§ **Instruction**:
Exactly as written, retype the listing below, omitting the pictures.

§ **Extracted entries**:
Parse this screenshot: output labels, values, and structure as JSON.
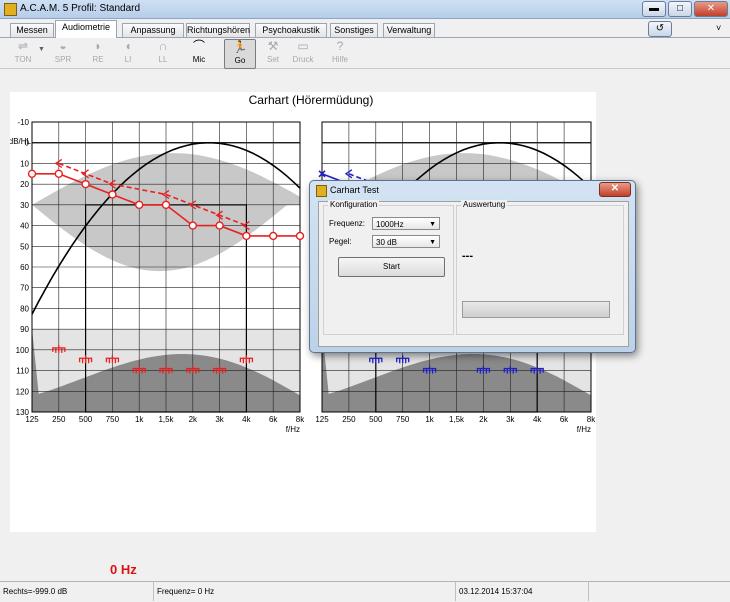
{
  "window": {
    "title": "A.C.A.M. 5  Profil: Standard",
    "minimize_glyph": "▬",
    "maximize_glyph": "□",
    "close_glyph": "✕",
    "help_glyph": "↺",
    "help_arrow": "˅"
  },
  "tabs": [
    "Messen",
    "Audiometrie",
    "Anpassung",
    "Richtungshören",
    "Psychoakustik",
    "Sonstiges",
    "Verwaltung"
  ],
  "toolbar": [
    {
      "label": "TON",
      "icon": "⇌",
      "icon_name": "tone-sliders-icon"
    },
    {
      "label": "SPR",
      "icon": "◒",
      "icon_name": "speech-cloud-icon"
    },
    {
      "label": "RE",
      "icon": "◗",
      "icon_name": "right-ear-icon"
    },
    {
      "label": "LI",
      "icon": "◖",
      "icon_name": "left-ear-icon"
    },
    {
      "label": "LL",
      "icon": "∩",
      "icon_name": "headphones-icon"
    },
    {
      "label": "Mic",
      "icon": "⌒",
      "icon_name": "microphone-icon"
    },
    {
      "label": "Go",
      "icon": "🏃",
      "icon_name": "running-man-icon"
    },
    {
      "label": "Set",
      "icon": "⚒",
      "icon_name": "tools-icon"
    },
    {
      "label": "Druck",
      "icon": "▭",
      "icon_name": "printer-icon"
    },
    {
      "label": "Hilfe",
      "icon": "?",
      "icon_name": "help-icon"
    }
  ],
  "chart_data": {
    "type": "line",
    "title": "Carhart (Hörermüdung)",
    "ylabel": "dB/HL",
    "xlabel": "f/Hz",
    "ylim": [
      -10,
      130
    ],
    "y_inverted": true,
    "y_ticks": [
      -10,
      0,
      10,
      20,
      30,
      40,
      50,
      60,
      70,
      80,
      90,
      100,
      110,
      120,
      130
    ],
    "x_ticks": [
      "125",
      "250",
      "500",
      "750",
      "1k",
      "1,5k",
      "2k",
      "3k",
      "4k",
      "6k",
      "8k"
    ],
    "left_panel": {
      "series": [
        {
          "name": "air_conduction_right",
          "color": "#e82020",
          "style": "solid-circle",
          "x": [
            "125",
            "250",
            "500",
            "750",
            "1k",
            "1,5k",
            "2k",
            "3k",
            "4k",
            "6k",
            "8k"
          ],
          "y": [
            15,
            15,
            20,
            25,
            30,
            30,
            40,
            40,
            45,
            45,
            45
          ]
        },
        {
          "name": "uncomfortable_level_right",
          "color": "#e82020",
          "style": "dashed-angle",
          "x": [
            "250",
            "500",
            "750",
            "1,5k",
            "2k",
            "3k",
            "4k"
          ],
          "y": [
            10,
            15,
            20,
            25,
            30,
            35,
            40
          ]
        },
        {
          "name": "bone_markers_right",
          "color": "#e82020",
          "style": "marker",
          "x": [
            "250",
            "500",
            "750",
            "1k",
            "1,5k",
            "2k",
            "3k",
            "4k"
          ],
          "y": [
            100,
            105,
            105,
            110,
            110,
            110,
            110,
            105
          ]
        }
      ]
    },
    "right_panel": {
      "series": [
        {
          "name": "air_conduction_left",
          "color": "#2020c8",
          "style": "solid-cross",
          "x": [
            "125",
            "250",
            "500",
            "750",
            "1k",
            "1,5k"
          ],
          "y": [
            15,
            20,
            25,
            30,
            30,
            30
          ]
        },
        {
          "name": "uncomfortable_level_left",
          "color": "#2020c8",
          "style": "dashed-angle",
          "x": [
            "250",
            "500",
            "750",
            "1k",
            "1,5k"
          ],
          "y": [
            15,
            20,
            25,
            28,
            30
          ]
        },
        {
          "name": "bone_markers_left",
          "color": "#2020c8",
          "style": "marker",
          "x": [
            "500",
            "750",
            "1k",
            "2k",
            "3k",
            "4k"
          ],
          "y": [
            105,
            105,
            110,
            110,
            110,
            110
          ]
        }
      ]
    }
  },
  "dialog": {
    "title": "Carhart Test",
    "config_group": "Konfiguration",
    "result_group": "Auswertung",
    "frequency_label": "Frequenz:",
    "frequency_value": "1000Hz",
    "level_label": "Pegel:",
    "level_value": "30 dB",
    "start_label": "Start",
    "result_value": "---",
    "close_glyph": "✕",
    "dropdown_glyph": "▼"
  },
  "frequency_display": "0 Hz",
  "status": {
    "left": "Rechts=-999.0 dB",
    "middle": "Frequenz= 0 Hz",
    "datetime": "03.12.2014 15:37:04"
  },
  "colors": {
    "right_ear": "#e82020",
    "left_ear": "#2020c8"
  }
}
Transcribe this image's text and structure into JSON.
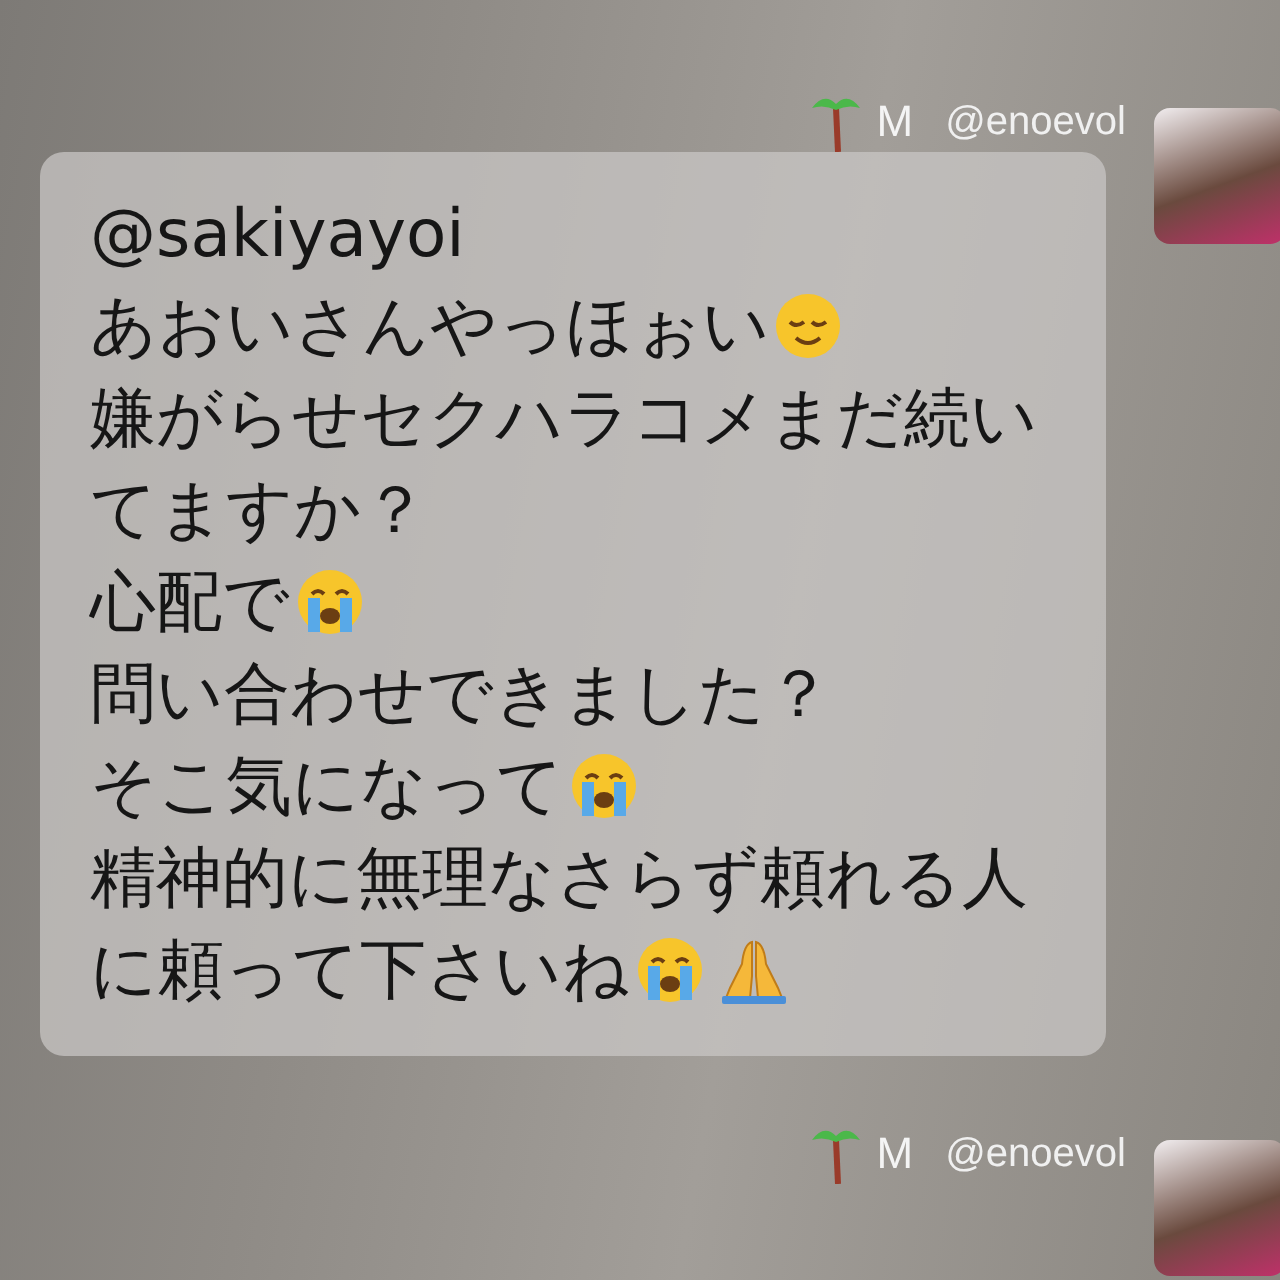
{
  "messages": [
    {
      "display_name": "M",
      "handle": "@enoevol",
      "lines": [
        {
          "text": "@sakiyayoi"
        },
        {
          "text": "あおいさんやっほぉい",
          "emojis": [
            {
              "kind": "relieved"
            }
          ]
        },
        {
          "text": "嫌がらせセクハラコメまだ続い"
        },
        {
          "text": "てますか？"
        },
        {
          "text": "心配で",
          "emojis": [
            {
              "kind": "crying"
            }
          ]
        },
        {
          "text": "問い合わせできました？"
        },
        {
          "text": "そこ気になって",
          "emojis": [
            {
              "kind": "crying"
            }
          ]
        },
        {
          "text": "精神的に無理なさらず頼れる人"
        },
        {
          "text": "に頼って下さいね",
          "emojis": [
            {
              "kind": "crying"
            },
            {
              "kind": "pray"
            }
          ]
        }
      ]
    },
    {
      "display_name": "M",
      "handle": "@enoevol"
    }
  ]
}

§ **Complete answer**:
Parse this screenshot: output labels, values, and structure as JSON.
{
  "window": {
    "title": "A.C.A.M. 5  Profil: Standard",
    "minimize_glyph": "▬",
    "maximize_glyph": "□",
    "close_glyph": "✕",
    "help_glyph": "↺",
    "help_arrow": "˅"
  },
  "tabs": [
    "Messen",
    "Audiometrie",
    "Anpassung",
    "Richtungshören",
    "Psychoakustik",
    "Sonstiges",
    "Verwaltung"
  ],
  "toolbar": [
    {
      "label": "TON",
      "icon": "⇌",
      "icon_name": "tone-sliders-icon"
    },
    {
      "label": "SPR",
      "icon": "◒",
      "icon_name": "speech-cloud-icon"
    },
    {
      "label": "RE",
      "icon": "◗",
      "icon_name": "right-ear-icon"
    },
    {
      "label": "LI",
      "icon": "◖",
      "icon_name": "left-ear-icon"
    },
    {
      "label": "LL",
      "icon": "∩",
      "icon_name": "headphones-icon"
    },
    {
      "label": "Mic",
      "icon": "⌒",
      "icon_name": "microphone-icon"
    },
    {
      "label": "Go",
      "icon": "🏃",
      "icon_name": "running-man-icon"
    },
    {
      "label": "Set",
      "icon": "⚒",
      "icon_name": "tools-icon"
    },
    {
      "label": "Druck",
      "icon": "▭",
      "icon_name": "printer-icon"
    },
    {
      "label": "Hilfe",
      "icon": "?",
      "icon_name": "help-icon"
    }
  ],
  "chart_data": {
    "type": "line",
    "title": "Carhart (Hörermüdung)",
    "ylabel": "dB/HL",
    "xlabel": "f/Hz",
    "ylim": [
      -10,
      130
    ],
    "y_inverted": true,
    "y_ticks": [
      -10,
      0,
      10,
      20,
      30,
      40,
      50,
      60,
      70,
      80,
      90,
      100,
      110,
      120,
      130
    ],
    "x_ticks": [
      "125",
      "250",
      "500",
      "750",
      "1k",
      "1,5k",
      "2k",
      "3k",
      "4k",
      "6k",
      "8k"
    ],
    "left_panel": {
      "series": [
        {
          "name": "air_conduction_right",
          "color": "#e82020",
          "style": "solid-circle",
          "x": [
            "125",
            "250",
            "500",
            "750",
            "1k",
            "1,5k",
            "2k",
            "3k",
            "4k",
            "6k",
            "8k"
          ],
          "y": [
            15,
            15,
            20,
            25,
            30,
            30,
            40,
            40,
            45,
            45,
            45
          ]
        },
        {
          "name": "uncomfortable_level_right",
          "color": "#e82020",
          "style": "dashed-angle",
          "x": [
            "250",
            "500",
            "750",
            "1,5k",
            "2k",
            "3k",
            "4k"
          ],
          "y": [
            10,
            15,
            20,
            25,
            30,
            35,
            40
          ]
        },
        {
          "name": "bone_markers_right",
          "color": "#e82020",
          "style": "marker",
          "x": [
            "250",
            "500",
            "750",
            "1k",
            "1,5k",
            "2k",
            "3k",
            "4k"
          ],
          "y": [
            100,
            105,
            105,
            110,
            110,
            110,
            110,
            105
          ]
        }
      ]
    },
    "right_panel": {
      "series": [
        {
          "name": "air_conduction_left",
          "color": "#2020c8",
          "style": "solid-cross",
          "x": [
            "125",
            "250",
            "500",
            "750",
            "1k",
            "1,5k"
          ],
          "y": [
            15,
            20,
            25,
            30,
            30,
            30
          ]
        },
        {
          "name": "uncomfortable_level_left",
          "color": "#2020c8",
          "style": "dashed-angle",
          "x": [
            "250",
            "500",
            "750",
            "1k",
            "1,5k"
          ],
          "y": [
            15,
            20,
            25,
            28,
            30
          ]
        },
        {
          "name": "bone_markers_left",
          "color": "#2020c8",
          "style": "marker",
          "x": [
            "500",
            "750",
            "1k",
            "2k",
            "3k",
            "4k"
          ],
          "y": [
            105,
            105,
            110,
            110,
            110,
            110
          ]
        }
      ]
    }
  },
  "dialog": {
    "title": "Carhart Test",
    "config_group": "Konfiguration",
    "result_group": "Auswertung",
    "frequency_label": "Frequenz:",
    "frequency_value": "1000Hz",
    "level_label": "Pegel:",
    "level_value": "30 dB",
    "start_label": "Start",
    "result_value": "---",
    "close_glyph": "✕",
    "dropdown_glyph": "▼"
  },
  "frequency_display": "0 Hz",
  "status": {
    "left": "Rechts=-999.0 dB",
    "middle": "Frequenz= 0 Hz",
    "datetime": "03.12.2014 15:37:04"
  },
  "colors": {
    "right_ear": "#e82020",
    "left_ear": "#2020c8"
  }
}
Transcribe this image's text and structure into JSON.
{
  "messages": [
    {
      "display_name": "M",
      "handle": "@enoevol",
      "lines": [
        {
          "text": "@sakiyayoi"
        },
        {
          "text": "あおいさんやっほぉい",
          "emojis": [
            {
              "kind": "relieved"
            }
          ]
        },
        {
          "text": "嫌がらせセクハラコメまだ続い"
        },
        {
          "text": "てますか？"
        },
        {
          "text": "心配で",
          "emojis": [
            {
              "kind": "crying"
            }
          ]
        },
        {
          "text": "問い合わせできました？"
        },
        {
          "text": "そこ気になって",
          "emojis": [
            {
              "kind": "crying"
            }
          ]
        },
        {
          "text": "精神的に無理なさらず頼れる人"
        },
        {
          "text": "に頼って下さいね",
          "emojis": [
            {
              "kind": "crying"
            },
            {
              "kind": "pray"
            }
          ]
        }
      ]
    },
    {
      "display_name": "M",
      "handle": "@enoevol"
    }
  ]
}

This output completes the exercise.